**Description of the task:** Quote all of the data below exactly, please.

▼

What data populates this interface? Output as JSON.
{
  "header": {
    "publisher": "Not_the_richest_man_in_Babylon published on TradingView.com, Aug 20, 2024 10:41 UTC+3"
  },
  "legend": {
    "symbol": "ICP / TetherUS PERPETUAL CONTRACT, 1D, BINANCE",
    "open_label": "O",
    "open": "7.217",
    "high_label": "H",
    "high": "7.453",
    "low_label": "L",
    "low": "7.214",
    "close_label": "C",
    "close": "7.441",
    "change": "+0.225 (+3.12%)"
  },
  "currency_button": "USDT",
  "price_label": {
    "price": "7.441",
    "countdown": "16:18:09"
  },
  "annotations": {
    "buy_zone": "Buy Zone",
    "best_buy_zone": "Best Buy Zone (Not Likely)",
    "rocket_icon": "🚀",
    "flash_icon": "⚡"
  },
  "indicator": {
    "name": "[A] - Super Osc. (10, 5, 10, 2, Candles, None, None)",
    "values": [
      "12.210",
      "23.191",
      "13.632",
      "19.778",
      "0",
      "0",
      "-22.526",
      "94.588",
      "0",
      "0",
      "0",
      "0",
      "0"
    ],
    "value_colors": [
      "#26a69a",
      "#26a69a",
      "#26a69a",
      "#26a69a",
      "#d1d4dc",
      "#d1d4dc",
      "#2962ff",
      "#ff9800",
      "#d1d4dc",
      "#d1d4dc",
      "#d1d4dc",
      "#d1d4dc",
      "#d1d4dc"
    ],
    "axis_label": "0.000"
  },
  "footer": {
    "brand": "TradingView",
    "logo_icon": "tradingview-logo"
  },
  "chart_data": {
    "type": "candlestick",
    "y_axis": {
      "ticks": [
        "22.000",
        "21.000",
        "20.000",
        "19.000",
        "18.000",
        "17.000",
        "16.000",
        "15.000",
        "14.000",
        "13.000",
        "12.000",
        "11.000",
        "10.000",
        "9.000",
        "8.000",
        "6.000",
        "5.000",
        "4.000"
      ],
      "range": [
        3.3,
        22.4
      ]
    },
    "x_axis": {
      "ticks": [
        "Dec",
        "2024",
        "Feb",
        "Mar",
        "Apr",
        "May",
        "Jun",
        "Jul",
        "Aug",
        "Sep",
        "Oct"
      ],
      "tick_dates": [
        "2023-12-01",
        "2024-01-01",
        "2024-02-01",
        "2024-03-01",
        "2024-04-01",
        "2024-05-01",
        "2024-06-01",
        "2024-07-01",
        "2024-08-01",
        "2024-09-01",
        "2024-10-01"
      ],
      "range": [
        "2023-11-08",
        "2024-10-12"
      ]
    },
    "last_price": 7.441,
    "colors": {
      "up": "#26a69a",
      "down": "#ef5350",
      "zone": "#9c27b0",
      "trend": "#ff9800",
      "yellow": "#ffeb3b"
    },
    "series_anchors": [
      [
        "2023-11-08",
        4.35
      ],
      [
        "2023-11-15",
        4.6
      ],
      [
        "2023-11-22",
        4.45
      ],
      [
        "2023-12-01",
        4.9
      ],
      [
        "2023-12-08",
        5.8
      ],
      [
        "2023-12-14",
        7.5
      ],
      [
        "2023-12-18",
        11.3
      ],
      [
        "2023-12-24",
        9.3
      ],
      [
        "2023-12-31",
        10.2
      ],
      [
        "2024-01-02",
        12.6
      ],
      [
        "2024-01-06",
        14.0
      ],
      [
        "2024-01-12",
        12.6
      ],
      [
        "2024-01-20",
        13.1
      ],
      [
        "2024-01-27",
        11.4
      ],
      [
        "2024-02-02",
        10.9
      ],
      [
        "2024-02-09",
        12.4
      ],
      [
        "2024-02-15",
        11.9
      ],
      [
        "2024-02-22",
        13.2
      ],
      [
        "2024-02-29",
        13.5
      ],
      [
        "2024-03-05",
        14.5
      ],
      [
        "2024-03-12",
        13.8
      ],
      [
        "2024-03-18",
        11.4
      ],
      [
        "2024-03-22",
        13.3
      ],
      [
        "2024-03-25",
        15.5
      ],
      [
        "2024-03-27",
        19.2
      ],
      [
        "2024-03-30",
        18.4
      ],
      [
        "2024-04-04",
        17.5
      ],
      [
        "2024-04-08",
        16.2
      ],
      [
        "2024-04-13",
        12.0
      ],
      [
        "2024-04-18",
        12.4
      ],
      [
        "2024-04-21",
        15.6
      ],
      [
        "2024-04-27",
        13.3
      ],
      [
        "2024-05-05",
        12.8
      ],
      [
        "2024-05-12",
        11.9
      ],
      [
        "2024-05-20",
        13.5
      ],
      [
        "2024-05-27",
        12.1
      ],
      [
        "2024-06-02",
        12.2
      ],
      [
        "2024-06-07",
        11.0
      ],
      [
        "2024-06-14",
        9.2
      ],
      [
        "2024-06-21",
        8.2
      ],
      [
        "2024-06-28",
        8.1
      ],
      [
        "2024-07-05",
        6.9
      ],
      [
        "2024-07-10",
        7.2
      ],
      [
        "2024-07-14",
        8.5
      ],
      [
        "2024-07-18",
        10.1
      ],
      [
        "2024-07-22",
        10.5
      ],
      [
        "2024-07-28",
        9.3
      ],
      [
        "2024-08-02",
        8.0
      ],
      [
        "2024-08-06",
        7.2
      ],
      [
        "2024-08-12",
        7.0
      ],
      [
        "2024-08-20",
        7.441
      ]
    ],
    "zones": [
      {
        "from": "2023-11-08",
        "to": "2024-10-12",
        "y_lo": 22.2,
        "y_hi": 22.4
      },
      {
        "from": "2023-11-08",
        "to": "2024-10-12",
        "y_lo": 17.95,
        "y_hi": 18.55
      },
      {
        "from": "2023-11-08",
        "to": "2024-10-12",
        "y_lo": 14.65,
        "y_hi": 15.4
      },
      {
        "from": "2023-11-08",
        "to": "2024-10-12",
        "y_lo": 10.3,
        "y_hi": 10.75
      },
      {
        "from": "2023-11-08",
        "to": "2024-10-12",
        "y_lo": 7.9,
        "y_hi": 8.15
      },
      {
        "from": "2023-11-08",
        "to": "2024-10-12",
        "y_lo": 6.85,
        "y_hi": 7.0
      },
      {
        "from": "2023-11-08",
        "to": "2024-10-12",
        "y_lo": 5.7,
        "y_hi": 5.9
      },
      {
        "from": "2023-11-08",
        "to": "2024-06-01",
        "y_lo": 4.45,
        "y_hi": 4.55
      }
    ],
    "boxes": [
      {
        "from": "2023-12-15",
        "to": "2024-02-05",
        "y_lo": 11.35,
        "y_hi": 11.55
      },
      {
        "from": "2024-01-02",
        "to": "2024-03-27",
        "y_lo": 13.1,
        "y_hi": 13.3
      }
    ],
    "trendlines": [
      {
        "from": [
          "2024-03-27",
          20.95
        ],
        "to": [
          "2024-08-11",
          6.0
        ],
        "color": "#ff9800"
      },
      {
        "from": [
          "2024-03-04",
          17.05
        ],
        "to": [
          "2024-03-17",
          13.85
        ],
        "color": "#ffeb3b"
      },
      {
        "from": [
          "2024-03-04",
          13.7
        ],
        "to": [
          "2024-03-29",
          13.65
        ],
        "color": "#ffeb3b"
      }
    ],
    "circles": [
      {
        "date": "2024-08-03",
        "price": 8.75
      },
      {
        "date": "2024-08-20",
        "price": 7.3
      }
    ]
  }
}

▲

**Response to the exercise:**
What data populates this interface? Output as JSON.
{
  "header": {
    "publisher": "Not_the_richest_man_in_Babylon published on TradingView.com, Aug 20, 2024 10:41 UTC+3"
  },
  "legend": {
    "symbol": "ICP / TetherUS PERPETUAL CONTRACT, 1D, BINANCE",
    "open_label": "O",
    "open": "7.217",
    "high_label": "H",
    "high": "7.453",
    "low_label": "L",
    "low": "7.214",
    "close_label": "C",
    "close": "7.441",
    "change": "+0.225 (+3.12%)"
  },
  "currency_button": "USDT",
  "price_label": {
    "price": "7.441",
    "countdown": "16:18:09"
  },
  "annotations": {
    "buy_zone": "Buy Zone",
    "best_buy_zone": "Best Buy Zone (Not Likely)",
    "rocket_icon": "🚀",
    "flash_icon": "⚡"
  },
  "indicator": {
    "name": "[A] - Super Osc. (10, 5, 10, 2, Candles, None, None)",
    "values": [
      "12.210",
      "23.191",
      "13.632",
      "19.778",
      "0",
      "0",
      "-22.526",
      "94.588",
      "0",
      "0",
      "0",
      "0",
      "0"
    ],
    "value_colors": [
      "#26a69a",
      "#26a69a",
      "#26a69a",
      "#26a69a",
      "#d1d4dc",
      "#d1d4dc",
      "#2962ff",
      "#ff9800",
      "#d1d4dc",
      "#d1d4dc",
      "#d1d4dc",
      "#d1d4dc",
      "#d1d4dc"
    ],
    "axis_label": "0.000"
  },
  "footer": {
    "brand": "TradingView",
    "logo_icon": "tradingview-logo"
  },
  "chart_data": {
    "type": "candlestick",
    "y_axis": {
      "ticks": [
        "22.000",
        "21.000",
        "20.000",
        "19.000",
        "18.000",
        "17.000",
        "16.000",
        "15.000",
        "14.000",
        "13.000",
        "12.000",
        "11.000",
        "10.000",
        "9.000",
        "8.000",
        "6.000",
        "5.000",
        "4.000"
      ],
      "range": [
        3.3,
        22.4
      ]
    },
    "x_axis": {
      "ticks": [
        "Dec",
        "2024",
        "Feb",
        "Mar",
        "Apr",
        "May",
        "Jun",
        "Jul",
        "Aug",
        "Sep",
        "Oct"
      ],
      "tick_dates": [
        "2023-12-01",
        "2024-01-01",
        "2024-02-01",
        "2024-03-01",
        "2024-04-01",
        "2024-05-01",
        "2024-06-01",
        "2024-07-01",
        "2024-08-01",
        "2024-09-01",
        "2024-10-01"
      ],
      "range": [
        "2023-11-08",
        "2024-10-12"
      ]
    },
    "last_price": 7.441,
    "colors": {
      "up": "#26a69a",
      "down": "#ef5350",
      "zone": "#9c27b0",
      "trend": "#ff9800",
      "yellow": "#ffeb3b"
    },
    "series_anchors": [
      [
        "2023-11-08",
        4.35
      ],
      [
        "2023-11-15",
        4.6
      ],
      [
        "2023-11-22",
        4.45
      ],
      [
        "2023-12-01",
        4.9
      ],
      [
        "2023-12-08",
        5.8
      ],
      [
        "2023-12-14",
        7.5
      ],
      [
        "2023-12-18",
        11.3
      ],
      [
        "2023-12-24",
        9.3
      ],
      [
        "2023-12-31",
        10.2
      ],
      [
        "2024-01-02",
        12.6
      ],
      [
        "2024-01-06",
        14.0
      ],
      [
        "2024-01-12",
        12.6
      ],
      [
        "2024-01-20",
        13.1
      ],
      [
        "2024-01-27",
        11.4
      ],
      [
        "2024-02-02",
        10.9
      ],
      [
        "2024-02-09",
        12.4
      ],
      [
        "2024-02-15",
        11.9
      ],
      [
        "2024-02-22",
        13.2
      ],
      [
        "2024-02-29",
        13.5
      ],
      [
        "2024-03-05",
        14.5
      ],
      [
        "2024-03-12",
        13.8
      ],
      [
        "2024-03-18",
        11.4
      ],
      [
        "2024-03-22",
        13.3
      ],
      [
        "2024-03-25",
        15.5
      ],
      [
        "2024-03-27",
        19.2
      ],
      [
        "2024-03-30",
        18.4
      ],
      [
        "2024-04-04",
        17.5
      ],
      [
        "2024-04-08",
        16.2
      ],
      [
        "2024-04-13",
        12.0
      ],
      [
        "2024-04-18",
        12.4
      ],
      [
        "2024-04-21",
        15.6
      ],
      [
        "2024-04-27",
        13.3
      ],
      [
        "2024-05-05",
        12.8
      ],
      [
        "2024-05-12",
        11.9
      ],
      [
        "2024-05-20",
        13.5
      ],
      [
        "2024-05-27",
        12.1
      ],
      [
        "2024-06-02",
        12.2
      ],
      [
        "2024-06-07",
        11.0
      ],
      [
        "2024-06-14",
        9.2
      ],
      [
        "2024-06-21",
        8.2
      ],
      [
        "2024-06-28",
        8.1
      ],
      [
        "2024-07-05",
        6.9
      ],
      [
        "2024-07-10",
        7.2
      ],
      [
        "2024-07-14",
        8.5
      ],
      [
        "2024-07-18",
        10.1
      ],
      [
        "2024-07-22",
        10.5
      ],
      [
        "2024-07-28",
        9.3
      ],
      [
        "2024-08-02",
        8.0
      ],
      [
        "2024-08-06",
        7.2
      ],
      [
        "2024-08-12",
        7.0
      ],
      [
        "2024-08-20",
        7.441
      ]
    ],
    "zones": [
      {
        "from": "2023-11-08",
        "to": "2024-10-12",
        "y_lo": 22.2,
        "y_hi": 22.4
      },
      {
        "from": "2023-11-08",
        "to": "2024-10-12",
        "y_lo": 17.95,
        "y_hi": 18.55
      },
      {
        "from": "2023-11-08",
        "to": "2024-10-12",
        "y_lo": 14.65,
        "y_hi": 15.4
      },
      {
        "from": "2023-11-08",
        "to": "2024-10-12",
        "y_lo": 10.3,
        "y_hi": 10.75
      },
      {
        "from": "2023-11-08",
        "to": "2024-10-12",
        "y_lo": 7.9,
        "y_hi": 8.15
      },
      {
        "from": "2023-11-08",
        "to": "2024-10-12",
        "y_lo": 6.85,
        "y_hi": 7.0
      },
      {
        "from": "2023-11-08",
        "to": "2024-10-12",
        "y_lo": 5.7,
        "y_hi": 5.9
      },
      {
        "from": "2023-11-08",
        "to": "2024-06-01",
        "y_lo": 4.45,
        "y_hi": 4.55
      }
    ],
    "boxes": [
      {
        "from": "2023-12-15",
        "to": "2024-02-05",
        "y_lo": 11.35,
        "y_hi": 11.55
      },
      {
        "from": "2024-01-02",
        "to": "2024-03-27",
        "y_lo": 13.1,
        "y_hi": 13.3
      }
    ],
    "trendlines": [
      {
        "from": [
          "2024-03-27",
          20.95
        ],
        "to": [
          "2024-08-11",
          6.0
        ],
        "color": "#ff9800"
      },
      {
        "from": [
          "2024-03-04",
          17.05
        ],
        "to": [
          "2024-03-17",
          13.85
        ],
        "color": "#ffeb3b"
      },
      {
        "from": [
          "2024-03-04",
          13.7
        ],
        "to": [
          "2024-03-29",
          13.65
        ],
        "color": "#ffeb3b"
      }
    ],
    "circles": [
      {
        "date": "2024-08-03",
        "price": 8.75
      },
      {
        "date": "2024-08-20",
        "price": 7.3
      }
    ]
  }
}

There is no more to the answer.